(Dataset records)
** BEGIN **

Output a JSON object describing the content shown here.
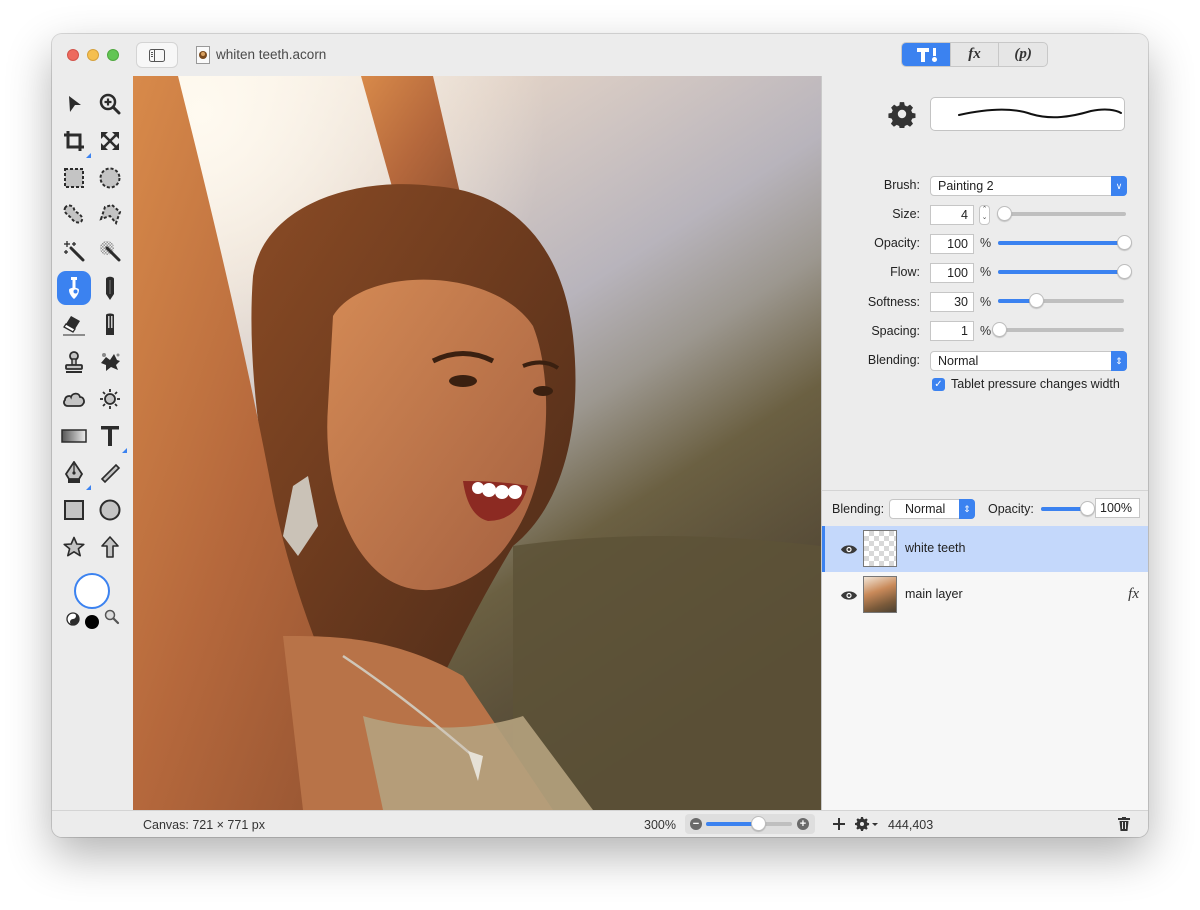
{
  "window": {
    "title": "whiten teeth.acorn"
  },
  "header": {
    "segments": [
      {
        "id": "tools",
        "label": "tools-icon",
        "active": true
      },
      {
        "id": "effects",
        "label": "fx",
        "active": false
      },
      {
        "id": "properties",
        "label": "(p)",
        "active": false
      }
    ]
  },
  "toolbox": {
    "tools": [
      {
        "name": "select-arrow"
      },
      {
        "name": "zoom"
      },
      {
        "name": "crop"
      },
      {
        "name": "transform"
      },
      {
        "name": "rect-select"
      },
      {
        "name": "ellipse-select"
      },
      {
        "name": "lasso"
      },
      {
        "name": "polygon-lasso"
      },
      {
        "name": "magic-wand"
      },
      {
        "name": "instant-alpha"
      },
      {
        "name": "brush",
        "active": true
      },
      {
        "name": "pencil"
      },
      {
        "name": "eraser"
      },
      {
        "name": "smudge"
      },
      {
        "name": "clone-stamp"
      },
      {
        "name": "burn-dodge"
      },
      {
        "name": "cloud"
      },
      {
        "name": "brightness"
      },
      {
        "name": "gradient"
      },
      {
        "name": "text"
      },
      {
        "name": "pen"
      },
      {
        "name": "line"
      },
      {
        "name": "rectangle"
      },
      {
        "name": "oval"
      },
      {
        "name": "star"
      },
      {
        "name": "arrow"
      }
    ],
    "colors": {
      "foreground": "#ffffff",
      "background": "#000000"
    }
  },
  "inspector": {
    "brush_label": "Brush:",
    "brush_value": "Painting 2",
    "size_label": "Size:",
    "size_value": "4",
    "opacity_label": "Opacity:",
    "opacity_value": "100",
    "flow_label": "Flow:",
    "flow_value": "100",
    "softness_label": "Softness:",
    "softness_value": "30",
    "spacing_label": "Spacing:",
    "spacing_value": "1",
    "percent": "%",
    "blending_label": "Blending:",
    "blending_value": "Normal",
    "tablet_label": "Tablet pressure changes width",
    "tablet_checked": true,
    "sliders": {
      "size": 0.02,
      "opacity": 1.0,
      "flow": 1.0,
      "softness": 0.3,
      "spacing": 0.01
    }
  },
  "layers": {
    "blending_label": "Blending:",
    "blending_value": "Normal",
    "opacity_label": "Opacity:",
    "opacity_value": "100%",
    "opacity_fraction": 1.0,
    "items": [
      {
        "name": "white teeth",
        "selected": true,
        "visible": true,
        "fx": false
      },
      {
        "name": "main layer",
        "selected": false,
        "visible": true,
        "fx": true,
        "fx_label": "fx"
      }
    ]
  },
  "status": {
    "canvas_info": "Canvas: 721 × 771 px",
    "zoom_level": "300%",
    "zoom_fraction": 0.6,
    "coordinates": "444,403"
  },
  "colors": {
    "accent": "#3b82f0",
    "selection": "#c4d8fb"
  }
}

** END **

TASK INSTRUCTIONS:
Return all of the data exactly as written, and drop the pictures.

WORKED ANSWER:
Output a JSON object describing the content shown here.
{
  "window": {
    "title": "whiten teeth.acorn"
  },
  "header": {
    "segments": [
      {
        "id": "tools",
        "label": "tools-icon",
        "active": true
      },
      {
        "id": "effects",
        "label": "fx",
        "active": false
      },
      {
        "id": "properties",
        "label": "(p)",
        "active": false
      }
    ]
  },
  "toolbox": {
    "tools": [
      {
        "name": "select-arrow"
      },
      {
        "name": "zoom"
      },
      {
        "name": "crop"
      },
      {
        "name": "transform"
      },
      {
        "name": "rect-select"
      },
      {
        "name": "ellipse-select"
      },
      {
        "name": "lasso"
      },
      {
        "name": "polygon-lasso"
      },
      {
        "name": "magic-wand"
      },
      {
        "name": "instant-alpha"
      },
      {
        "name": "brush",
        "active": true
      },
      {
        "name": "pencil"
      },
      {
        "name": "eraser"
      },
      {
        "name": "smudge"
      },
      {
        "name": "clone-stamp"
      },
      {
        "name": "burn-dodge"
      },
      {
        "name": "cloud"
      },
      {
        "name": "brightness"
      },
      {
        "name": "gradient"
      },
      {
        "name": "text"
      },
      {
        "name": "pen"
      },
      {
        "name": "line"
      },
      {
        "name": "rectangle"
      },
      {
        "name": "oval"
      },
      {
        "name": "star"
      },
      {
        "name": "arrow"
      }
    ],
    "colors": {
      "foreground": "#ffffff",
      "background": "#000000"
    }
  },
  "inspector": {
    "brush_label": "Brush:",
    "brush_value": "Painting 2",
    "size_label": "Size:",
    "size_value": "4",
    "opacity_label": "Opacity:",
    "opacity_value": "100",
    "flow_label": "Flow:",
    "flow_value": "100",
    "softness_label": "Softness:",
    "softness_value": "30",
    "spacing_label": "Spacing:",
    "spacing_value": "1",
    "percent": "%",
    "blending_label": "Blending:",
    "blending_value": "Normal",
    "tablet_label": "Tablet pressure changes width",
    "tablet_checked": true,
    "sliders": {
      "size": 0.02,
      "opacity": 1.0,
      "flow": 1.0,
      "softness": 0.3,
      "spacing": 0.01
    }
  },
  "layers": {
    "blending_label": "Blending:",
    "blending_value": "Normal",
    "opacity_label": "Opacity:",
    "opacity_value": "100%",
    "opacity_fraction": 1.0,
    "items": [
      {
        "name": "white teeth",
        "selected": true,
        "visible": true,
        "fx": false
      },
      {
        "name": "main layer",
        "selected": false,
        "visible": true,
        "fx": true,
        "fx_label": "fx"
      }
    ]
  },
  "status": {
    "canvas_info": "Canvas: 721 × 771 px",
    "zoom_level": "300%",
    "zoom_fraction": 0.6,
    "coordinates": "444,403"
  },
  "colors": {
    "accent": "#3b82f0",
    "selection": "#c4d8fb"
  }
}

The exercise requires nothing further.